**Instructions to follow**. Show every line where "Congo" occurs.

======

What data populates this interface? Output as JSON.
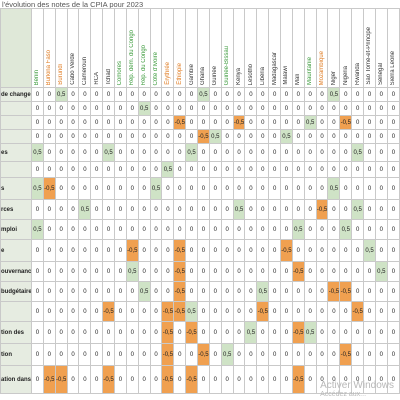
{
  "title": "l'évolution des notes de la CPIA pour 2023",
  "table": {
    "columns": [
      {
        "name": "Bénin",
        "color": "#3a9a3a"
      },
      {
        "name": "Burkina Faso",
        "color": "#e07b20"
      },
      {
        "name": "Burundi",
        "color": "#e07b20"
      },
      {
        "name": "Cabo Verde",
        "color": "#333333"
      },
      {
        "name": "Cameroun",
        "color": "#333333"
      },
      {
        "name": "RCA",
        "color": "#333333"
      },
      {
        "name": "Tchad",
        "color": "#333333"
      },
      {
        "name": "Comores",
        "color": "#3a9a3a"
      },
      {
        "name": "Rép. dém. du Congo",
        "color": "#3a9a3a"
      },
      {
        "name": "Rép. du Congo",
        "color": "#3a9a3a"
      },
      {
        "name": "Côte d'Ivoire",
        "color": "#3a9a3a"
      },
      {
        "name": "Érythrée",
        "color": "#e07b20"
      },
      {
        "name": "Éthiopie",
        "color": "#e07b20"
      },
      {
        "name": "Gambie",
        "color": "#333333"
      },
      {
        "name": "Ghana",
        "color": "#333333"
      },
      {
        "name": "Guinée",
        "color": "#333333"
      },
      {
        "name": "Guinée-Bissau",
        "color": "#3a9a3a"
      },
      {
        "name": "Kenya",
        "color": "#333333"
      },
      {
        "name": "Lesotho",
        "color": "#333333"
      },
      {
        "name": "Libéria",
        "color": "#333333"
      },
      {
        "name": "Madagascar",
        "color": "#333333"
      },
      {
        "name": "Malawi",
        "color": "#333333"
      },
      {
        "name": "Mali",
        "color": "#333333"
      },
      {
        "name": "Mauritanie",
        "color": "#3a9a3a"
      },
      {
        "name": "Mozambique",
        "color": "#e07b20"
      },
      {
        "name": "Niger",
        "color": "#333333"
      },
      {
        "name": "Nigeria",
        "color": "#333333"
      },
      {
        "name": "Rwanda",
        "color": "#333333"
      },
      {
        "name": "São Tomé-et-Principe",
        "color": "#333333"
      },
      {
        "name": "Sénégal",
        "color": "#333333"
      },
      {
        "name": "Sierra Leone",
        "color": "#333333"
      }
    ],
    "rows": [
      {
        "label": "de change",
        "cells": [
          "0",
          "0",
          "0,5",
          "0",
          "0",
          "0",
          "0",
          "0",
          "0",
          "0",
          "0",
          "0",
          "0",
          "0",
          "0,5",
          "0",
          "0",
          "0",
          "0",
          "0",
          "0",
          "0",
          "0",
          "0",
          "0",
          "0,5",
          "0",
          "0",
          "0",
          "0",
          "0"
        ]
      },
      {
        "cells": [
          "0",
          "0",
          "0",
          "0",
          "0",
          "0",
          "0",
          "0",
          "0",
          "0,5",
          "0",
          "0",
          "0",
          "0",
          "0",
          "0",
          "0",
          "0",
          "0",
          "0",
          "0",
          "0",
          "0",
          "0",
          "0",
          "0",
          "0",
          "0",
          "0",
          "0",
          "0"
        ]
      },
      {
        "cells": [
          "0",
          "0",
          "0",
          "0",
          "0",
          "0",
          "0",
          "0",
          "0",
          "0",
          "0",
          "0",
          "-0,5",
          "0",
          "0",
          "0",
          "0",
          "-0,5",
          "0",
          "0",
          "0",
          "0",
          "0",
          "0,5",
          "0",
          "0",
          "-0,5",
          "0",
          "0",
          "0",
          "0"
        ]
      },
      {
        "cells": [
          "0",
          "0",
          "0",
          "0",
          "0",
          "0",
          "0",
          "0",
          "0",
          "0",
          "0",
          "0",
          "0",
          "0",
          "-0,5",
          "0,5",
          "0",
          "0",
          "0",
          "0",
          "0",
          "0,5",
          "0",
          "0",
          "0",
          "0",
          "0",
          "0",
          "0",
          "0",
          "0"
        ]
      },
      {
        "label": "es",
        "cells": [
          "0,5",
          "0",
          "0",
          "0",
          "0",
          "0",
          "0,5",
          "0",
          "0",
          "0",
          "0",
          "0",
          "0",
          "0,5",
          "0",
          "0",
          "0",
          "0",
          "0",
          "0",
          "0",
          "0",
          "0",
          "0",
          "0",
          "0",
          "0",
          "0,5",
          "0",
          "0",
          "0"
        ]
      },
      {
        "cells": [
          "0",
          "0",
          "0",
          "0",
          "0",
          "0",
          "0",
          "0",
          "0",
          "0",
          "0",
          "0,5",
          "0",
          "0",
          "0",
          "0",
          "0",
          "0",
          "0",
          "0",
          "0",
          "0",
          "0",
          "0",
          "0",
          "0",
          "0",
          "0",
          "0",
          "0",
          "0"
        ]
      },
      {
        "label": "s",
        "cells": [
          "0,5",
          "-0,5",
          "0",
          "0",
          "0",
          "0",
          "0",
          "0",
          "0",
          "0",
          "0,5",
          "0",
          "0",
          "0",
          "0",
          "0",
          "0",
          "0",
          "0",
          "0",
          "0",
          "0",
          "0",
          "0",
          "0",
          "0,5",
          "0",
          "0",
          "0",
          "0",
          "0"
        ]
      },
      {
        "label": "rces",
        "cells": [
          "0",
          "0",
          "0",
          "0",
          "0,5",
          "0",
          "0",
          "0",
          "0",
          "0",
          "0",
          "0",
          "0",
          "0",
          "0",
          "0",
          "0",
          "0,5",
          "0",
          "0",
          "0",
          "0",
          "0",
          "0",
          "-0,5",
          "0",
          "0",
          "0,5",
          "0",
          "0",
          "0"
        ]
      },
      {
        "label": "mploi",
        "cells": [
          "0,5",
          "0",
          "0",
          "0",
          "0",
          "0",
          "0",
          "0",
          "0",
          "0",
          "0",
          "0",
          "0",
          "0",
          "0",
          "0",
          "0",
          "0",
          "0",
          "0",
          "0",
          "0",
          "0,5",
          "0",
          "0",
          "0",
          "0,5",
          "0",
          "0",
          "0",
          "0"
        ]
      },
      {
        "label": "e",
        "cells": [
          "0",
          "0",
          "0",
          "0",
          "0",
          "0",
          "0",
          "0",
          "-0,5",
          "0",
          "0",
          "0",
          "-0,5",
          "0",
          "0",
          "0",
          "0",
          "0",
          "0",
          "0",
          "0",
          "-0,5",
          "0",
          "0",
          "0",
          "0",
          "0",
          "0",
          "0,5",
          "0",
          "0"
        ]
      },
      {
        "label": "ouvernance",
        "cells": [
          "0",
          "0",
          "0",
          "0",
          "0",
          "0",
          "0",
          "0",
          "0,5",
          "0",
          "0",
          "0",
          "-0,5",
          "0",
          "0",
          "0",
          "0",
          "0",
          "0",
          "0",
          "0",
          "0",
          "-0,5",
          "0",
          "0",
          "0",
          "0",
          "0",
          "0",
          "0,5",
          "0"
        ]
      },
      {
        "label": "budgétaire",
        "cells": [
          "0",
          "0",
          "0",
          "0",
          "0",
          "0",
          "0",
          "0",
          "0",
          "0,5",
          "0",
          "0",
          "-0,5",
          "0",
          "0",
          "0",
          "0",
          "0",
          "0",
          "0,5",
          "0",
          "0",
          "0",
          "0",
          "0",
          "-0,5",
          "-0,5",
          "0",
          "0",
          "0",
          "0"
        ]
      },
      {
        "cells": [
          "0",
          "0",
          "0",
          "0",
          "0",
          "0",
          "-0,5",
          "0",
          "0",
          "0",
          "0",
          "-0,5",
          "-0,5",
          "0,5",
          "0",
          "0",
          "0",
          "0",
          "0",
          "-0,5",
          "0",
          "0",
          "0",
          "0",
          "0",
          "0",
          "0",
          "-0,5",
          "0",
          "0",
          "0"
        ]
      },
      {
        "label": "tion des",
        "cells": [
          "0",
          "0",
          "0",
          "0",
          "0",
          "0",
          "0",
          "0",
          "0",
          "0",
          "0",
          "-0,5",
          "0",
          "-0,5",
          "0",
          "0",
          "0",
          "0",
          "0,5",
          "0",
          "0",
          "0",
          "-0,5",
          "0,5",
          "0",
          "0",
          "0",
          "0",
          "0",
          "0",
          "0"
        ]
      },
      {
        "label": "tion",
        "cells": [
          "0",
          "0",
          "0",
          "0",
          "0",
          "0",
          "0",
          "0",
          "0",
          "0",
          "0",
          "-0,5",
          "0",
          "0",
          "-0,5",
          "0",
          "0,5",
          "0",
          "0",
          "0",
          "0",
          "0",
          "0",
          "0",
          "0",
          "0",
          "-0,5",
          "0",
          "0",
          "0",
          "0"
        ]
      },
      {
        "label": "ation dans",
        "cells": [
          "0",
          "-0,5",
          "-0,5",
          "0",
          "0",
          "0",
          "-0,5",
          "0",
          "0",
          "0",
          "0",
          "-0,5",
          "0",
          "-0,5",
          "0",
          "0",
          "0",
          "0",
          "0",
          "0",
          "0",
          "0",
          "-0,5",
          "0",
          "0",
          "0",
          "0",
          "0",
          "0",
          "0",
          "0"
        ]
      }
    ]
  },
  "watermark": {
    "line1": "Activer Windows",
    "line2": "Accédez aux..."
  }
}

======

**Result**.
        "name": "Rép. dém. du Congo",
        "name": "Rép. du Congo",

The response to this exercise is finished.